## [Task goal]
Give the number of lines below that contain the word "this", and nothing else.

-- START OF Data --

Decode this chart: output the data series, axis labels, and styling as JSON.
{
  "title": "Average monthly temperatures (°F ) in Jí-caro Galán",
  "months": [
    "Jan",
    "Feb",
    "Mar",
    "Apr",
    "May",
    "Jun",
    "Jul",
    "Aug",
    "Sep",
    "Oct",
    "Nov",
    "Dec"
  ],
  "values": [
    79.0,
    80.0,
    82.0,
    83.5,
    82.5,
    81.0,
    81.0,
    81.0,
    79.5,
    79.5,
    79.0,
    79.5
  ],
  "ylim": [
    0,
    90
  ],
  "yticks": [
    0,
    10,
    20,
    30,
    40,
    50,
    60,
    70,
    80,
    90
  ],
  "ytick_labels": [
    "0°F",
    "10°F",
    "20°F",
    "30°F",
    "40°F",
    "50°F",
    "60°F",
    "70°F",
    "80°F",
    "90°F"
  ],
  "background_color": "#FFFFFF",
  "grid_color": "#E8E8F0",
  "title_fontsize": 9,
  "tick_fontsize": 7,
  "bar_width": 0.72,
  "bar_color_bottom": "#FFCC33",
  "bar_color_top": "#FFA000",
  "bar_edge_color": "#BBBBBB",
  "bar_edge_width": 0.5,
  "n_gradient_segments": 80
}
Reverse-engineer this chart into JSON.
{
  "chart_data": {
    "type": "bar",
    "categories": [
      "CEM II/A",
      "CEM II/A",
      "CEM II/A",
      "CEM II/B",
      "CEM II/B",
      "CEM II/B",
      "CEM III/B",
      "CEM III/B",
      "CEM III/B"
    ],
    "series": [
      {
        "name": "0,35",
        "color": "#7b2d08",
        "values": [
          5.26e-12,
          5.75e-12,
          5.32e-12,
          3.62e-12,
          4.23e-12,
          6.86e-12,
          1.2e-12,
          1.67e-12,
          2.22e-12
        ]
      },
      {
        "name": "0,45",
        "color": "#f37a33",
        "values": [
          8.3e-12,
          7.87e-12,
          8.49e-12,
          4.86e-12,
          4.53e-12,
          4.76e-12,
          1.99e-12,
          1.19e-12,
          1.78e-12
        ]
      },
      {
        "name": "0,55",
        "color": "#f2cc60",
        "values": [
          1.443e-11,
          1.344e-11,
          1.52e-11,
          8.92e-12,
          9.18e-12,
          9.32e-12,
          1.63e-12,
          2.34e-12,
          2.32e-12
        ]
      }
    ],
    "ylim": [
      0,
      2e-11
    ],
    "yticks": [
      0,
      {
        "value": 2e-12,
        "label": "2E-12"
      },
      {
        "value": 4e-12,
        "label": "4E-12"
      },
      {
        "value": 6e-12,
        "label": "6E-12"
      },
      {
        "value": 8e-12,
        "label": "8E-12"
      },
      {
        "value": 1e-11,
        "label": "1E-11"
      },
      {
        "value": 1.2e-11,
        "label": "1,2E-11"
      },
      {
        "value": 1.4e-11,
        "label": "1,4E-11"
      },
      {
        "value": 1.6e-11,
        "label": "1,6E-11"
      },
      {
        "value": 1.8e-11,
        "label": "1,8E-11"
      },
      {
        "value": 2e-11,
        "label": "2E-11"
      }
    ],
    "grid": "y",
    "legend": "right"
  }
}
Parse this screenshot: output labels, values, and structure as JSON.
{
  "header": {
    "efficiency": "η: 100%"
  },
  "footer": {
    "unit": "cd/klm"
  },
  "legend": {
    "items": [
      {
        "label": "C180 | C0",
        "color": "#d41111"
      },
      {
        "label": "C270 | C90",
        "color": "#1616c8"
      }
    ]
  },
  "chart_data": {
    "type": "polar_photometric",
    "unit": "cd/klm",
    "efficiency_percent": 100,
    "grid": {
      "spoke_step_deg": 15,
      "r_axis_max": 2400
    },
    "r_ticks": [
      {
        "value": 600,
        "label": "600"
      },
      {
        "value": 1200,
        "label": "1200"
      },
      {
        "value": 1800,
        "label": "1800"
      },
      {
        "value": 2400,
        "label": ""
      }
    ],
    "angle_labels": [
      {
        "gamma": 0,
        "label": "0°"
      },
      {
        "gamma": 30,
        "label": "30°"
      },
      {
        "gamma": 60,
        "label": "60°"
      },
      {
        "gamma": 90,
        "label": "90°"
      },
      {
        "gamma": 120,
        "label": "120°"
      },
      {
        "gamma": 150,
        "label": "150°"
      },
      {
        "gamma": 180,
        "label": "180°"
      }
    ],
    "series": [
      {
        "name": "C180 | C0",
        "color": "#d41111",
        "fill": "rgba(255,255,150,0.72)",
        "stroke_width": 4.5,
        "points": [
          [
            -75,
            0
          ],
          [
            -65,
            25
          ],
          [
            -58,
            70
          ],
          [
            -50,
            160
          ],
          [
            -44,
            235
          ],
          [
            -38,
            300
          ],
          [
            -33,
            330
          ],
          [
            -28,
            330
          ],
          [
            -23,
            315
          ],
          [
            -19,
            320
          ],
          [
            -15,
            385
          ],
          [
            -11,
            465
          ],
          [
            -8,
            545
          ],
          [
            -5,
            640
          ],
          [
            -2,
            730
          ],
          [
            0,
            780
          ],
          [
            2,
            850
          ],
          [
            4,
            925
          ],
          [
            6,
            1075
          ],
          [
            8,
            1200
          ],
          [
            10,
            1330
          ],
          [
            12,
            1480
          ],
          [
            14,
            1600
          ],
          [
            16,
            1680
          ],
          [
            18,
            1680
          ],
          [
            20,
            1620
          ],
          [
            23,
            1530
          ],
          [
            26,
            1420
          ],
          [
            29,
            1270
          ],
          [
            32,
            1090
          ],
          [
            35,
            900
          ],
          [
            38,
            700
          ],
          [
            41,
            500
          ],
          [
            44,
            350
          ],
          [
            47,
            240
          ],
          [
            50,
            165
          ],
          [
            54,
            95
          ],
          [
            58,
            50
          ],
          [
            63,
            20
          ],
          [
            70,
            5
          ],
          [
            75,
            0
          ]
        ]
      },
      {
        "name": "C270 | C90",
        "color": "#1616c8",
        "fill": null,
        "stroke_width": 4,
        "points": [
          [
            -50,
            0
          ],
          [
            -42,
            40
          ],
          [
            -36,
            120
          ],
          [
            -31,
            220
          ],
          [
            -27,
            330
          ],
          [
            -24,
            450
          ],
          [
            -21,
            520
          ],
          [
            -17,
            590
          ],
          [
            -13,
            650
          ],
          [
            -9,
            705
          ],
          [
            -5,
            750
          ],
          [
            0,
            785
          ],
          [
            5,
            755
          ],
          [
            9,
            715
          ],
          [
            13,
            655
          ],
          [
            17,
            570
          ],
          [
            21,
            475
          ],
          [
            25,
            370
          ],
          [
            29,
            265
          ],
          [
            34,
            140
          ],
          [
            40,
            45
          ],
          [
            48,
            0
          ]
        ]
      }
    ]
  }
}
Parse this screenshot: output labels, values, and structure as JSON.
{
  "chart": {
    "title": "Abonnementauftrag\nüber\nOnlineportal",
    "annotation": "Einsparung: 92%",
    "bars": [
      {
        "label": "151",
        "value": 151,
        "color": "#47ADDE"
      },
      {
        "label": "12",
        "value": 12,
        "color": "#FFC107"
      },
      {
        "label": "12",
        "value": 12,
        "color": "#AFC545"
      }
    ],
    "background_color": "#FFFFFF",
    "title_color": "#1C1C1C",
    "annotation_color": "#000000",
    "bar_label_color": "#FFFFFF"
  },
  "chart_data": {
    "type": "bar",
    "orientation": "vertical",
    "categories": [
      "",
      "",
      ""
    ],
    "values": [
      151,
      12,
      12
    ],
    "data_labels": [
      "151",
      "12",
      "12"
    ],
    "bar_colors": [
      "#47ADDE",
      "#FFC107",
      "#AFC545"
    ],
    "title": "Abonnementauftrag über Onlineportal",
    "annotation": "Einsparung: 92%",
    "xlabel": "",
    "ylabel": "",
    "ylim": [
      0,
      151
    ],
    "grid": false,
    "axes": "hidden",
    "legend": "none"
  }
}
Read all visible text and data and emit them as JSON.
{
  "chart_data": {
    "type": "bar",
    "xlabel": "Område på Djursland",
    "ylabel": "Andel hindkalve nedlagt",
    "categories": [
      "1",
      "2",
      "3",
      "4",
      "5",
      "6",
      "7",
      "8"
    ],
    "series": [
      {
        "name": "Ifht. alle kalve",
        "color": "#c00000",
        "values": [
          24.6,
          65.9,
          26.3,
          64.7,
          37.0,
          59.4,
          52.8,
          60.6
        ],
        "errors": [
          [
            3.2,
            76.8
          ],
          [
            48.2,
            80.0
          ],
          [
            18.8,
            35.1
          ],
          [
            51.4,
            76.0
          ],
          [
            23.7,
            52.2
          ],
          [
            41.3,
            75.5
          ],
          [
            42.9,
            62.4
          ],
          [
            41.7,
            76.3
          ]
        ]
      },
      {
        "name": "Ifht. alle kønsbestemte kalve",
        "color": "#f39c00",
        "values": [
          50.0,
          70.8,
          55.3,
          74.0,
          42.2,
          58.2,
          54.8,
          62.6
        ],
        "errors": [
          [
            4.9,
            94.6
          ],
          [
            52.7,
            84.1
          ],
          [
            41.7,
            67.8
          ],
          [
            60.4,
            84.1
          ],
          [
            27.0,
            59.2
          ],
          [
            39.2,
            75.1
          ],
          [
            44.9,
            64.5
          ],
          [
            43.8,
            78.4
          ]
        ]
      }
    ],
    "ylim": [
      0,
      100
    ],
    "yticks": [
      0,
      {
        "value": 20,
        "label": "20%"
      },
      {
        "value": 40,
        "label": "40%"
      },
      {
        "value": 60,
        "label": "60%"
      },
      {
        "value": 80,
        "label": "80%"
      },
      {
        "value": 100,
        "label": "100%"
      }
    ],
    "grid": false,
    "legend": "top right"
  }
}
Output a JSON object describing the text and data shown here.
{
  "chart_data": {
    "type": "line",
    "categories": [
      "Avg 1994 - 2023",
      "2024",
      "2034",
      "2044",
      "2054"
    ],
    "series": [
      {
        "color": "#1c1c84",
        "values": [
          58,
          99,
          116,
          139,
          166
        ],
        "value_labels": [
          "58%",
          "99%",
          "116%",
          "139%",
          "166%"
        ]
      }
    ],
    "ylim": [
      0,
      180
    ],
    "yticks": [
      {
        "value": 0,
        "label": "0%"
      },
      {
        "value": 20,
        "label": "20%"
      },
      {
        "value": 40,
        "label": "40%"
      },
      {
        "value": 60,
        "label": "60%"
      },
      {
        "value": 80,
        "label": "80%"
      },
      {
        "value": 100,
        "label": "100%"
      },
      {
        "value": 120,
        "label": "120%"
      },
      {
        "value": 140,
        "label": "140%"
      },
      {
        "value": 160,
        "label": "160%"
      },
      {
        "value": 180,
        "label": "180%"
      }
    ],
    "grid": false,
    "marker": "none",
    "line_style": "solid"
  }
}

-- END OF Data --

## [Finished answer]
4